• [SET EXERCISE] Tally the lines that contain the string "text" and give the number by itself.

• [SUPPLIED DATA]
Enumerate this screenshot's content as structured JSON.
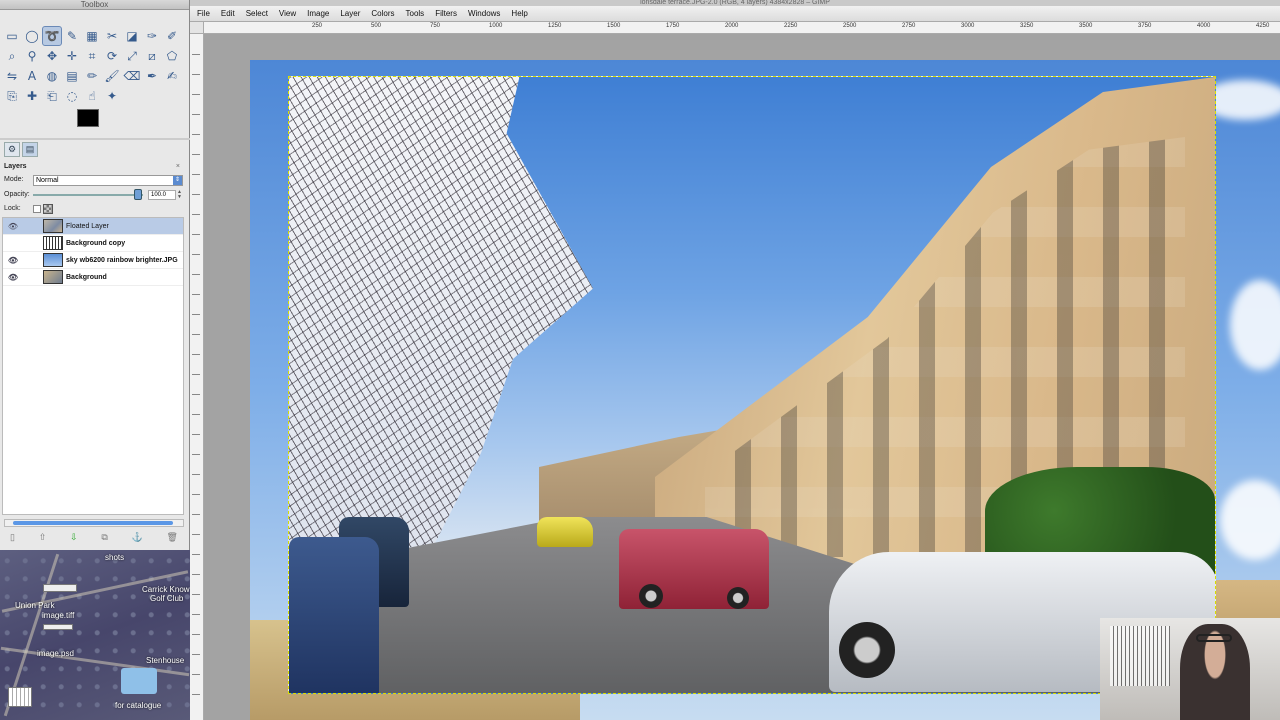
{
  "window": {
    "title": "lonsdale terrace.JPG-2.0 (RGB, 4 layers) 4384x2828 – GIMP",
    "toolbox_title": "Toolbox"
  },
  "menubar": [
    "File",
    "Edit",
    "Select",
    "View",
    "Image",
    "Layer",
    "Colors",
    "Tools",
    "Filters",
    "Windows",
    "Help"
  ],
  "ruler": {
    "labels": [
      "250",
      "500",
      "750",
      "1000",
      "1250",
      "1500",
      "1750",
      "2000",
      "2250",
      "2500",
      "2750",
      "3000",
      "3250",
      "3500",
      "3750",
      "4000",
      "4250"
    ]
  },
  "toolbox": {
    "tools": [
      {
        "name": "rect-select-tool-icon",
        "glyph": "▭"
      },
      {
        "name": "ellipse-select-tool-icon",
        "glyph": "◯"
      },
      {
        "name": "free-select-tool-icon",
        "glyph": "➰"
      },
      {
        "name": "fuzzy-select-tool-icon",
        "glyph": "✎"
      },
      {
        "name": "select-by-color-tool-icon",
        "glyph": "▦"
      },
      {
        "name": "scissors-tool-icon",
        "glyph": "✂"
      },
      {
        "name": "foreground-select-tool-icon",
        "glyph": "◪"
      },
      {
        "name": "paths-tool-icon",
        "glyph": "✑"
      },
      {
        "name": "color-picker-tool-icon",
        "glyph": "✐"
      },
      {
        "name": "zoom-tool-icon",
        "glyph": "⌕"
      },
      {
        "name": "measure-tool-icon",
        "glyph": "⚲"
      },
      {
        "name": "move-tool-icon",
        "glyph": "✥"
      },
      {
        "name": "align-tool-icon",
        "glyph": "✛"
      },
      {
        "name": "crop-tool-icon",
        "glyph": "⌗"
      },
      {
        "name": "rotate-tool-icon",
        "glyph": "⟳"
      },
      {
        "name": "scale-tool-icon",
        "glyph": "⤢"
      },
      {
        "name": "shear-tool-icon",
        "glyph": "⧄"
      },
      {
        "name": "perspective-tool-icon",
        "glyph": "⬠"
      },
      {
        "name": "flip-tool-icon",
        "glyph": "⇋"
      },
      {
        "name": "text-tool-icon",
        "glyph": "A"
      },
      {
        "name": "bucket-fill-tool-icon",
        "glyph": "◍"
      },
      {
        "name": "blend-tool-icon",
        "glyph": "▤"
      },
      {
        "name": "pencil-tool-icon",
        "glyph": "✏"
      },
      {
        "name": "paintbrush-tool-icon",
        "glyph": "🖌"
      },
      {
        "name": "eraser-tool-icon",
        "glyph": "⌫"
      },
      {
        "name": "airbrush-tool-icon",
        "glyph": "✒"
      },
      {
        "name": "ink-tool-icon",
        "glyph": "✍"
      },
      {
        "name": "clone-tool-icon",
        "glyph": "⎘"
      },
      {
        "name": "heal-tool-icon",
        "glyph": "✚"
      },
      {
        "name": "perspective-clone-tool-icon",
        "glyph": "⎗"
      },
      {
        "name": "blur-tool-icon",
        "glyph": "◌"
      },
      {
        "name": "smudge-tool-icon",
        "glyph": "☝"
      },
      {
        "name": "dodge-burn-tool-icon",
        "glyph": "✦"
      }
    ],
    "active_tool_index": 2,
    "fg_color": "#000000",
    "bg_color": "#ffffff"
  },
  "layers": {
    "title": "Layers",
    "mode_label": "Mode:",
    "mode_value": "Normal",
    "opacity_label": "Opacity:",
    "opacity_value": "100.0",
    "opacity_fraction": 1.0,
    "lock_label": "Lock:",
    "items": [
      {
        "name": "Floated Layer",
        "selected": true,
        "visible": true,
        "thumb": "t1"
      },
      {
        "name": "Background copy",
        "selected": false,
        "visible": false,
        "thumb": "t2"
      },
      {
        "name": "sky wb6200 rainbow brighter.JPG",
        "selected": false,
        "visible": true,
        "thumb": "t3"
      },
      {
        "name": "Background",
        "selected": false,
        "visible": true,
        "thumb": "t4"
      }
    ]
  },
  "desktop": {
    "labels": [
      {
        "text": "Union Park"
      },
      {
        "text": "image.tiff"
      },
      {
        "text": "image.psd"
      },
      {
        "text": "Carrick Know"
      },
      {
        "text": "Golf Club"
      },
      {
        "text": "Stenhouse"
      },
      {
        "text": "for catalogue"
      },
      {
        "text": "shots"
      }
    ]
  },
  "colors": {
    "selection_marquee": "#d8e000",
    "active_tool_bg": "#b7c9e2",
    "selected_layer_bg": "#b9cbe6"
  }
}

* * *

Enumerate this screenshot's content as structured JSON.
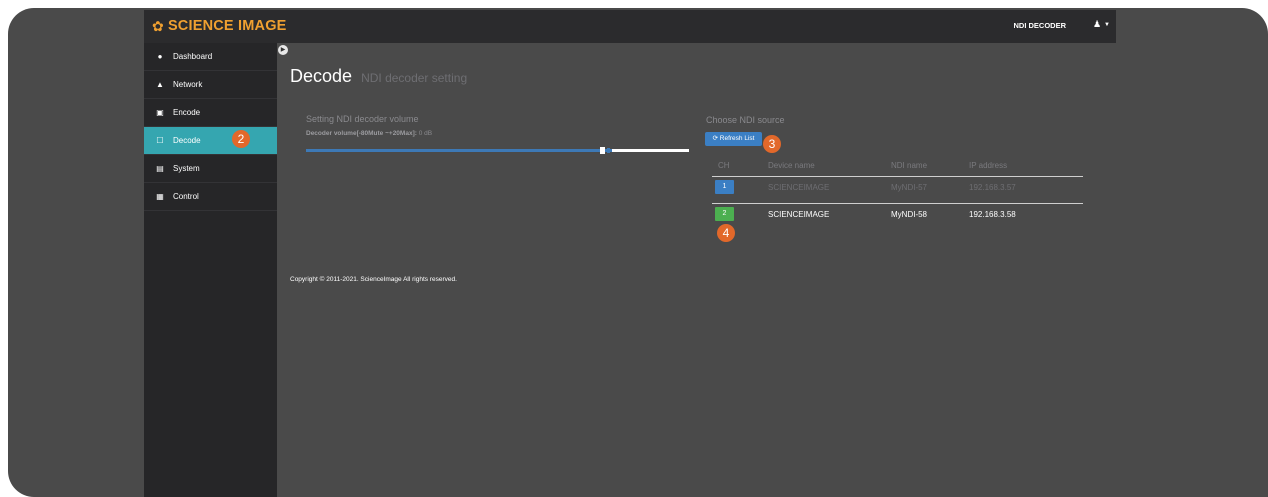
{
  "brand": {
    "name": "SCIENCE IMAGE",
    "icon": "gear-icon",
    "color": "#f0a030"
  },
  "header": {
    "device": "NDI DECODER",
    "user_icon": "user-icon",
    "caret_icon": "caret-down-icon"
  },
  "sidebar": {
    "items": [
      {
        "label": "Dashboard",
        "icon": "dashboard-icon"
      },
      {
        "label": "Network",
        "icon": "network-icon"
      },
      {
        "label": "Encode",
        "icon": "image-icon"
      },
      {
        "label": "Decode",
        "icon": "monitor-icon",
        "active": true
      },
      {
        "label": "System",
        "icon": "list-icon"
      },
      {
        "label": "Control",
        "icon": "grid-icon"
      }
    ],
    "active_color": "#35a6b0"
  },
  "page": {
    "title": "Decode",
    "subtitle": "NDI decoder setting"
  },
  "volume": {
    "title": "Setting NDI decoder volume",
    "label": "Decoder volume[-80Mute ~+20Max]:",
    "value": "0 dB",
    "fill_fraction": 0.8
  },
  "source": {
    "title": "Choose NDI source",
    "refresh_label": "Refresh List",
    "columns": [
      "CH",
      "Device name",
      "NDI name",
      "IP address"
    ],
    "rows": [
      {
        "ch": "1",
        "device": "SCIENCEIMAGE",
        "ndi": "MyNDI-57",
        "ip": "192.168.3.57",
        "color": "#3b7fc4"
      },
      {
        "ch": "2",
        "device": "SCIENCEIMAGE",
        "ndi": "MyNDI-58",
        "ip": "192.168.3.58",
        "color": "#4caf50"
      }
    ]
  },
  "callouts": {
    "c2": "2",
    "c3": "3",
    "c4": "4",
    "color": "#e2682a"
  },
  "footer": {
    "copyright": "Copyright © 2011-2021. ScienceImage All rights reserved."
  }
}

• [THE OUTPUT] 9